> Aim
Reproduce this listing in full.

> Records to process
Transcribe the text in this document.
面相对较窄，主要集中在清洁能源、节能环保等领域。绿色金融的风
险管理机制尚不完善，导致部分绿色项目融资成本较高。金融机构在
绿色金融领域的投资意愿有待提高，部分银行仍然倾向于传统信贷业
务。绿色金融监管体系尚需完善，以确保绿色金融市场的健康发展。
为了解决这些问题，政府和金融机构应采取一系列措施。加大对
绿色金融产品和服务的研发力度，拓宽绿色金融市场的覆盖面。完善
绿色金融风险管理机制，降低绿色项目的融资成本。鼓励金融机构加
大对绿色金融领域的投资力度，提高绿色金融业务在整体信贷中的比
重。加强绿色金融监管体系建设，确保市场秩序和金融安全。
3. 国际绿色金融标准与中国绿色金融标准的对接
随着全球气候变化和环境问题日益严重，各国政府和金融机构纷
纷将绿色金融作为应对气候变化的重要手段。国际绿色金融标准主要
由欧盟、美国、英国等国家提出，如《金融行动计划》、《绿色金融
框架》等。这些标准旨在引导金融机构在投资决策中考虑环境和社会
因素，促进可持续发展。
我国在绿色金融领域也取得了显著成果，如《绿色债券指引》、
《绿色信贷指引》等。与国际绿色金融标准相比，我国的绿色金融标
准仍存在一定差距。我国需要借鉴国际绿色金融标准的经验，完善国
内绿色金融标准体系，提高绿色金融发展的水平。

> Solution
Transcribe the text in this document.
面相对较窄，主要集中在清洁能源、节能环保等领域。绿色金融的风
险管理机制尚不完善，导致部分绿色项目融资成本较高。金融机构在
绿色金融领域的投资意愿有待提高，部分银行仍然倾向于传统信贷业
务。绿色金融监管体系尚需完善，以确保绿色金融市场的健康发展。
为了解决这些问题，政府和金融机构应采取一系列措施。加大对
绿色金融产品和服务的研发力度，拓宽绿色金融市场的覆盖面。完善
绿色金融风险管理机制，降低绿色项目的融资成本。鼓励金融机构加
大对绿色金融领域的投资力度，提高绿色金融业务在整体信贷中的比
重。加强绿色金融监管体系建设，确保市场秩序和金融安全。
3. 国际绿色金融标准与中国绿色金融标准的对接
随着全球气候变化和环境问题日益严重，各国政府和金融机构纷
纷将绿色金融作为应对气候变化的重要手段。国际绿色金融标准主要
由欧盟、美国、英国等国家提出，如《金融行动计划》、《绿色金融
框架》等。这些标准旨在引导金融机构在投资决策中考虑环境和社会
因素，促进可持续发展。
我国在绿色金融领域也取得了显著成果，如《绿色债券指引》、
《绿色信贷指引》等。与国际绿色金融标准相比，我国的绿色金融标
准仍存在一定差距。我国需要借鉴国际绿色金融标准的经验，完善国
内绿色金融标准体系，提高绿色金融发展的水平。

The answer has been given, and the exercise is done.